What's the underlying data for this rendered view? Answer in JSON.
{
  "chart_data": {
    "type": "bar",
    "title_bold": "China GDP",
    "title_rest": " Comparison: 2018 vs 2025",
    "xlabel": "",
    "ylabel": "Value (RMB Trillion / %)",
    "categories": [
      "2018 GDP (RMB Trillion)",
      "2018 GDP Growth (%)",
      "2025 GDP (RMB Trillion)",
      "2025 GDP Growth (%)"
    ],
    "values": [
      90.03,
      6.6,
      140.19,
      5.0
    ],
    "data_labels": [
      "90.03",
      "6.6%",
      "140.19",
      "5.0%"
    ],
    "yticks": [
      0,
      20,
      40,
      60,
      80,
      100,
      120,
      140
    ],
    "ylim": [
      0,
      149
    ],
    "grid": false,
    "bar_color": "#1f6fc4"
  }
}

========================================

» Work to be completed: From the records above, extract each line exactly as shown.

» Result of the task:
What's the underlying data for this rendered view? Answer in JSON.
{
  "chart_data": {
    "type": "bar",
    "title_bold": "China GDP",
    "title_rest": " Comparison: 2018 vs 2025",
    "xlabel": "",
    "ylabel": "Value (RMB Trillion / %)",
    "categories": [
      "2018 GDP (RMB Trillion)",
      "2018 GDP Growth (%)",
      "2025 GDP (RMB Trillion)",
      "2025 GDP Growth (%)"
    ],
    "values": [
      90.03,
      6.6,
      140.19,
      5.0
    ],
    "data_labels": [
      "90.03",
      "6.6%",
      "140.19",
      "5.0%"
    ],
    "yticks": [
      0,
      20,
      40,
      60,
      80,
      100,
      120,
      140
    ],
    "ylim": [
      0,
      149
    ],
    "grid": false,
    "bar_color": "#1f6fc4"
  }
}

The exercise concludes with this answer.